_Elenco dei compiti_
1/ Riscrivi il tratto del testo sulla Settimana Sociale da "Per il movimento" fino a "del nostro Paese.", sostituendo "solidarietà" con "accoglienza".
2/ Elenca le dimensioni del territorio nominate nel testo sulla Settimana Sociale.
3/ Traduci in inglese questa frase del testo sulla Settimana Sociale: "Riprenderla oggi significa rielaborare la memoria per progettare una nuova presenza del laicato cattolico nella vita pubblica."

_Testo_
Un laboratorio di speranza

SETTIMANA SOCIALE

Nella riflessione sui 150 anni dell’Unità d’Italia e sul futuro del nostro Paese c’è stato un frequente richiamo al territorio, alle sue dimensioni culturali, sociali e religiose.
L’intrecciarsi fecondo di relazioni, di pensieri e di esperienze non è venuto e non viene meno nelle “piccole” realtà neppure nel tempo della globalizzazione.
Per il movimento cattolico, in particolare, quella del territorio è sempre stata la cultura della responsabilità, dell’impegno, della solidarietà.
Riprenderla oggi significa rielaborare la memoria per progettare una nuova presenza del laicato cattolico nella vita pubblica.
L’imminente Settimana Sociale, tappa di un percorso che al Convegno ecclesiale di Palermo 1995 ha visto l’aprirsi di un comune e condiviso orizzonte culturale, approfondirà il tema e offrirà un contributo alla crescita del nostro Paese.

[Voci tratte da un dataset]

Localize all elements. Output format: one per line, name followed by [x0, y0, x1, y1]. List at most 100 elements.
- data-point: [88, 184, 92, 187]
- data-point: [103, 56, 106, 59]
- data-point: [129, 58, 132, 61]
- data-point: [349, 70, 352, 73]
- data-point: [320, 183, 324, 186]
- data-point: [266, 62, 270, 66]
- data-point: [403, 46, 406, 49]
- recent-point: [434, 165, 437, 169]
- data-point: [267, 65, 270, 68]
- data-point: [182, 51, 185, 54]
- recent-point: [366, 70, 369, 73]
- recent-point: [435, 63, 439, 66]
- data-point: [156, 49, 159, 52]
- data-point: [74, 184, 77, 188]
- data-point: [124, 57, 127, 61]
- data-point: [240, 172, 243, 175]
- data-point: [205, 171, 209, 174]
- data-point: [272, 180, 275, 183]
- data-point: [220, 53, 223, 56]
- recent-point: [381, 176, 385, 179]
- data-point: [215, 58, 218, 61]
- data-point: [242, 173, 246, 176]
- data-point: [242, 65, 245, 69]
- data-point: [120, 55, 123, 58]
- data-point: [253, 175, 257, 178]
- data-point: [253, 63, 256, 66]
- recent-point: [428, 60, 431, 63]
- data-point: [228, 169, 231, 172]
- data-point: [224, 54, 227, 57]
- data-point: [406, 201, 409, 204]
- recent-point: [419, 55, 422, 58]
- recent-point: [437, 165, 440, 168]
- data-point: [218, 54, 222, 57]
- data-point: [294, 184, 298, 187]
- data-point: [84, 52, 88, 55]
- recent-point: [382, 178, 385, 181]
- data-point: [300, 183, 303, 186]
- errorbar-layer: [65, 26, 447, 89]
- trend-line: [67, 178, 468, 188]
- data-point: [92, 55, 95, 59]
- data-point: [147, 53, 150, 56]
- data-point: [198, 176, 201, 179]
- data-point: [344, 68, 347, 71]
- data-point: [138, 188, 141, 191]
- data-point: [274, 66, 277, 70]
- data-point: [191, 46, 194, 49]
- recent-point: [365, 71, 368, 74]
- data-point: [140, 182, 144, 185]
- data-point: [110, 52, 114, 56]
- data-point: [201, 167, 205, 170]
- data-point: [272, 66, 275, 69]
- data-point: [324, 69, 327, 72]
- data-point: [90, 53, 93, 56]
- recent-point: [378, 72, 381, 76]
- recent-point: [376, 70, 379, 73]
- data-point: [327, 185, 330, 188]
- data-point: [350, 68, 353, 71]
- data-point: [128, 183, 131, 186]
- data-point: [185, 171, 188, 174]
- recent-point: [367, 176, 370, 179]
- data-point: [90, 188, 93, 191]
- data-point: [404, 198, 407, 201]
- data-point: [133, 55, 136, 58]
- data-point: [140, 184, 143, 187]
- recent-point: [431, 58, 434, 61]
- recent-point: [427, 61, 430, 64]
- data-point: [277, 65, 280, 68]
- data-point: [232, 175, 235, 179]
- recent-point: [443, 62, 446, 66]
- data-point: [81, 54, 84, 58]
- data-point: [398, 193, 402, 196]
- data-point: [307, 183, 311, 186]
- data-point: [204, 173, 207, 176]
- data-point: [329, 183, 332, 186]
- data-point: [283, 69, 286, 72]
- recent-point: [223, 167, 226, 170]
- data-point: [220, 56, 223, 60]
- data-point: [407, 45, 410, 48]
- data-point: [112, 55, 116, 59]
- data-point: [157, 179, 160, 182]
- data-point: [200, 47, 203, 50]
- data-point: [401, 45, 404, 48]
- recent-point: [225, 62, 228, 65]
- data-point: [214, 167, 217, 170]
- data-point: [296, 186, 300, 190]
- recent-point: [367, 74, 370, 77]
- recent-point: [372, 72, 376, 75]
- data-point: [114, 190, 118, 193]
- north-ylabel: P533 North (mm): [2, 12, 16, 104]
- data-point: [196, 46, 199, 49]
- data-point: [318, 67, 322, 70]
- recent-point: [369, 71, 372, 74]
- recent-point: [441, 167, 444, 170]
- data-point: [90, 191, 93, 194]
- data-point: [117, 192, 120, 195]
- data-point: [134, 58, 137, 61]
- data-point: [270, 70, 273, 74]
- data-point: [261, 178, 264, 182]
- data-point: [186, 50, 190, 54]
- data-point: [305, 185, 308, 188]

_Soluzioni_
1/
Per il movimento cattolico, in particolare, quella del territorio è sempre stata la cultura della responsabilità, dell’impegno, della accoglienza.
Riprenderla oggi significa rielaborare la memoria per progettare una nuova presenza del laicato cattolico nella vita pubblica.
L’imminente Settimana Sociale, tappa di un percorso che al Convegno ecclesiale di Palermo 1995 ha visto l’aprirsi di un comune e condiviso orizzonte culturale, approfondirà il tema e offrirà un contributo alla crescita del nostro Paese.

2/ culturali, sociali, religiose

3/ Taking it up again today means reworking memory in order to plan a new presence of the Catholic laity in public life.